GIVEN EXERCISE => Please transcribe the listing below in full and word for word, without its pictures.

(Stored items from a collection)
## Start

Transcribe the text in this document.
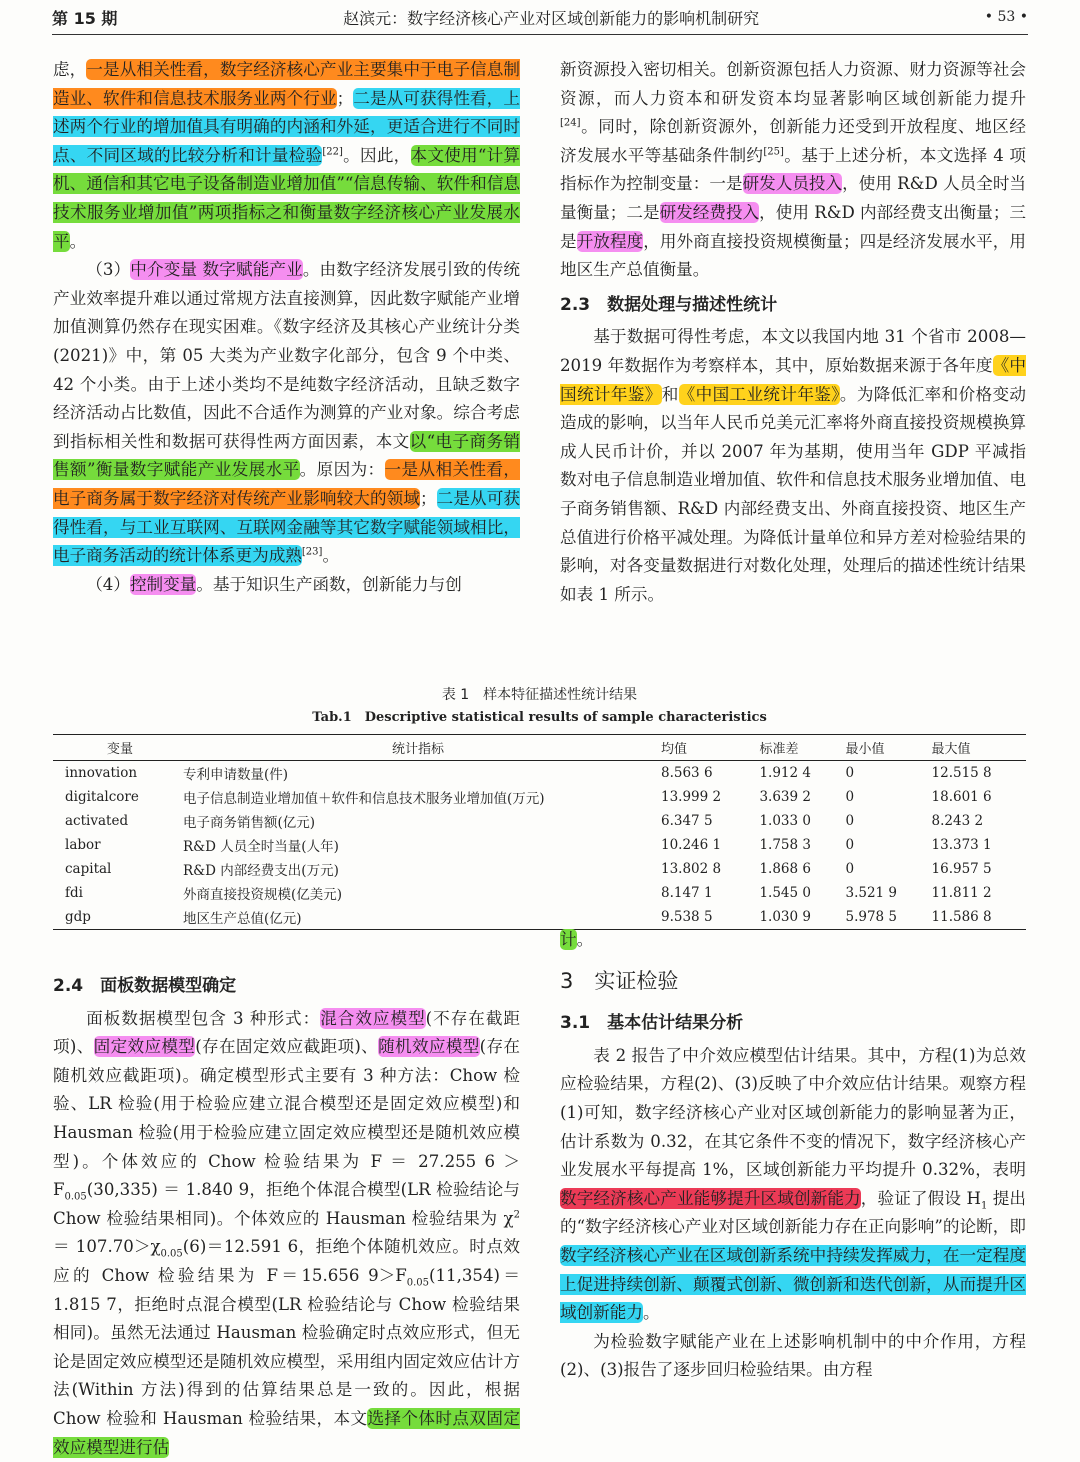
第 15 期	赵滨元：数字经济核心产业对区域创新能力的影响机制研究	• 53 •

虑，一是从相关性看，数字经济核心产业主要集中于电子信息制造业、软件和信息技术服务业两个行业；二是从可获得性看，上述两个行业的增加值具有明确的内涵和外延，更适合进行不同时点、不同区域的比较分析和计量检验[22]。因此，本文使用“计算机、通信和其它电子设备制造业增加值”“信息传输、软件和信息技术服务业增加值”两项指标之和衡量数字经济核心产业发展水平。

（3）中介变量 数字赋能产业。由数字经济发展引致的传统产业效率提升难以通过常规方法直接测算，因此数字赋能产业增加值测算仍然存在现实困难。《数字经济及其核心产业统计分类(2021)》中，第 05 大类为产业数字化部分，包含 9 个中类、42 个小类。由于上述小类均不是纯数字经济活动，且缺乏数字经济活动占比数值，因此不合适作为测算的产业对象。综合考虑到指标相关性和数据可获得性两方面因素，本文以“电子商务销售额”衡量数字赋能产业发展水平。原因为：一是从相关性看，电子商务属于数字经济对传统产业影响较大的领域；二是从可获得性看，与工业互联网、互联网金融等其它数字赋能领域相比，电子商务活动的统计体系更为成熟[23]。

（4）控制变量。基于知识生产函数，创新能力与创

新资源投入密切相关。创新资源包括人力资源、财力资源等社会资源，而人力资本和研发资本均显著影响区域创新能力提升[24]。同时，除创新资源外，创新能力还受到开放程度、地区经济发展水平等基础条件制约[25]。基于上述分析，本文选择 4 项指标作为控制变量：一是研发人员投入，使用 R&D 人员全时当量衡量；二是研发经费投入，使用 R&D 内部经费支出衡量；三是开放程度，用外商直接投资规模衡量；四是经济发展水平，用地区生产总值衡量。

2.3　数据处理与描述性统计

基于数据可得性考虑，本文以我国内地 31 个省市 2008—2019 年数据作为考察样本，其中，原始数据来源于各年度《中国统计年鉴》和《中国工业统计年鉴》。为降低汇率和价格变动造成的影响，以当年人民币兑美元汇率将外商直接投资规模换算成人民币计价，并以 2007 年为基期，使用当年 GDP 平减指数对电子信息制造业增加值、软件和信息技术服务业增加值、电子商务销售额、R&D 内部经费支出、外商直接投资、地区生产总值进行价格平减处理。为降低计量单位和异方差对检验结果的影响，对各变量数据进行对数化处理，处理后的描述性统计结果如表 1 所示。

表 1　样本特征描述性统计结果
Tab.1　Descriptive statistical results of sample characteristics
变量	统计指标	均值	标准差	最小值	最大值
innovation	专利申请数量(件)	8.563 6	1.912 4	0	12.515 8
digitalcore	电子信息制造业增加值＋软件和信息技术服务业增加值(万元)	13.999 2	3.639 2	0	18.601 6
activated	电子商务销售额(亿元)	6.347 5	1.033 0	0	8.243 2
labor	R&D 人员全时当量(人年)	10.246 1	1.758 3	0	13.373 1
capital	R&D 内部经费支出(万元)	13.802 8	1.868 6	0	16.957 5
fdi	外商直接投资规模(亿美元)	8.147 1	1.545 0	3.521 9	11.811 2
gdp	地区生产总值(亿元)	9.538 5	1.030 9	5.978 5	11.586 8
2.4　面板数据模型确定

面板数据模型包含 3 种形式：混合效应模型(不存在截距项)、固定效应模型(存在固定效应截距项)、随机效应模型(存在随机效应截距项)。确定模型形式主要有 3 种方法：Chow 检验、LR 检验(用于检验应建立混合模型还是固定效应模型)和 Hausman 检验(用于检验应建立固定效应模型还是随机效应模型)。个体效应的 Chow 检验结果为 F ＝ 27.255 $6 > F_{0.05}(30,335) = 1.840$ 9，拒绝个体混合模型(LR 检验结论与 Chow 检验结果相同)。个体效应的 Hausman 检验结果为 $\chi^2 = 107.70>\chi_{0.05}(6)=12.591$ 6，拒绝个体随机效应。时点效应的 Chow 检验结果为 F＝15.656 $9>F_{0.05}(11,354)=1.815$ 7，拒绝时点混合模型(LR 检验结论与 Chow 检验结果相同)。虽然无法通过 Hausman 检验确定时点效应形式，但无论是固定效应模型还是随机效应模型，采用组内固定效应估计方法(Within 方法)得到的估算结果总是一致的。因此，根据 Chow 检验和 Hausman 检验结果，本文选择个体时点双固定效应模型进行估

计。

3　实证检验
3.1　基本估计结果分析

表 2 报告了中介效应模型估计结果。其中，方程(1)为总效应检验结果，方程(2)、(3)反映了中介效应估计结果。观察方程(1)可知，数字经济核心产业对区域创新能力的影响显著为正，估计系数为 0.32，在其它条件不变的情况下，数字经济核心产业发展水平每提高 1%，区域创新能力平均提升 0.32%，表明数字经济核心产业能够提升区域创新能力，验证了假设 $H_1$ 提出的“数字经济核心产业对区域创新能力存在正向影响”的论断，即数字经济核心产业在区域创新系统中持续发挥威力，在一定程度上促进持续创新、颠覆式创新、微创新和迭代创新，从而提升区域创新能力。

为检验数字赋能产业在上述影响机制中的中介作用，方程(2)、(3)报告了逐步回归检验结果。由方程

## End

WRITTEN ANSWER =>
Transcribe the text in this document.
第 15 期	赵滨元：数字经济核心产业对区域创新能力的影响机制研究	• 53 •

虑，一是从相关性看，数字经济核心产业主要集中于电子信息制造业、软件和信息技术服务业两个行业；二是从可获得性看，上述两个行业的增加值具有明确的内涵和外延，更适合进行不同时点、不同区域的比较分析和计量检验[22]。因此，本文使用“计算机、通信和其它电子设备制造业增加值”“信息传输、软件和信息技术服务业增加值”两项指标之和衡量数字经济核心产业发展水平。

（3）中介变量 数字赋能产业。由数字经济发展引致的传统产业效率提升难以通过常规方法直接测算，因此数字赋能产业增加值测算仍然存在现实困难。《数字经济及其核心产业统计分类(2021)》中，第 05 大类为产业数字化部分，包含 9 个中类、42 个小类。由于上述小类均不是纯数字经济活动，且缺乏数字经济活动占比数值，因此不合适作为测算的产业对象。综合考虑到指标相关性和数据可获得性两方面因素，本文以“电子商务销售额”衡量数字赋能产业发展水平。原因为：一是从相关性看，电子商务属于数字经济对传统产业影响较大的领域；二是从可获得性看，与工业互联网、互联网金融等其它数字赋能领域相比，电子商务活动的统计体系更为成熟[23]。

（4）控制变量。基于知识生产函数，创新能力与创

新资源投入密切相关。创新资源包括人力资源、财力资源等社会资源，而人力资本和研发资本均显著影响区域创新能力提升[24]。同时，除创新资源外，创新能力还受到开放程度、地区经济发展水平等基础条件制约[25]。基于上述分析，本文选择 4 项指标作为控制变量：一是研发人员投入，使用 R&D 人员全时当量衡量；二是研发经费投入，使用 R&D 内部经费支出衡量；三是开放程度，用外商直接投资规模衡量；四是经济发展水平，用地区生产总值衡量。

2.3　数据处理与描述性统计

基于数据可得性考虑，本文以我国内地 31 个省市 2008—2019 年数据作为考察样本，其中，原始数据来源于各年度《中国统计年鉴》和《中国工业统计年鉴》。为降低汇率和价格变动造成的影响，以当年人民币兑美元汇率将外商直接投资规模换算成人民币计价，并以 2007 年为基期，使用当年 GDP 平减指数对电子信息制造业增加值、软件和信息技术服务业增加值、电子商务销售额、R&D 内部经费支出、外商直接投资、地区生产总值进行价格平减处理。为降低计量单位和异方差对检验结果的影响，对各变量数据进行对数化处理，处理后的描述性统计结果如表 1 所示。

表 1　样本特征描述性统计结果
Tab.1　Descriptive statistical results of sample characteristics
变量	统计指标	均值	标准差	最小值	最大值
innovation	专利申请数量(件)	8.563 6	1.912 4	0	12.515 8
digitalcore	电子信息制造业增加值＋软件和信息技术服务业增加值(万元)	13.999 2	3.639 2	0	18.601 6
activated	电子商务销售额(亿元)	6.347 5	1.033 0	0	8.243 2
labor	R&D 人员全时当量(人年)	10.246 1	1.758 3	0	13.373 1
capital	R&D 内部经费支出(万元)	13.802 8	1.868 6	0	16.957 5
fdi	外商直接投资规模(亿美元)	8.147 1	1.545 0	3.521 9	11.811 2
gdp	地区生产总值(亿元)	9.538 5	1.030 9	5.978 5	11.586 8
2.4　面板数据模型确定

面板数据模型包含 3 种形式：混合效应模型(不存在截距项)、固定效应模型(存在固定效应截距项)、随机效应模型(存在随机效应截距项)。确定模型形式主要有 3 种方法：Chow 检验、LR 检验(用于检验应建立混合模型还是固定效应模型)和 Hausman 检验(用于检验应建立固定效应模型还是随机效应模型)。个体效应的 Chow 检验结果为 F ＝ 27.255 $6 > F_{0.05}(30,335) = 1.840$ 9，拒绝个体混合模型(LR 检验结论与 Chow 检验结果相同)。个体效应的 Hausman 检验结果为 $\chi^2 = 107.70>\chi_{0.05}(6)=12.591$ 6，拒绝个体随机效应。时点效应的 Chow 检验结果为 F＝15.656 $9>F_{0.05}(11,354)=1.815$ 7，拒绝时点混合模型(LR 检验结论与 Chow 检验结果相同)。虽然无法通过 Hausman 检验确定时点效应形式，但无论是固定效应模型还是随机效应模型，采用组内固定效应估计方法(Within 方法)得到的估算结果总是一致的。因此，根据 Chow 检验和 Hausman 检验结果，本文选择个体时点双固定效应模型进行估

计。

3　实证检验
3.1　基本估计结果分析

表 2 报告了中介效应模型估计结果。其中，方程(1)为总效应检验结果，方程(2)、(3)反映了中介效应估计结果。观察方程(1)可知，数字经济核心产业对区域创新能力的影响显著为正，估计系数为 0.32，在其它条件不变的情况下，数字经济核心产业发展水平每提高 1%，区域创新能力平均提升 0.32%，表明数字经济核心产业能够提升区域创新能力，验证了假设 $H_1$ 提出的“数字经济核心产业对区域创新能力存在正向影响”的论断，即数字经济核心产业在区域创新系统中持续发挥威力，在一定程度上促进持续创新、颠覆式创新、微创新和迭代创新，从而提升区域创新能力。

为检验数字赋能产业在上述影响机制中的中介作用，方程(2)、(3)报告了逐步回归检验结果。由方程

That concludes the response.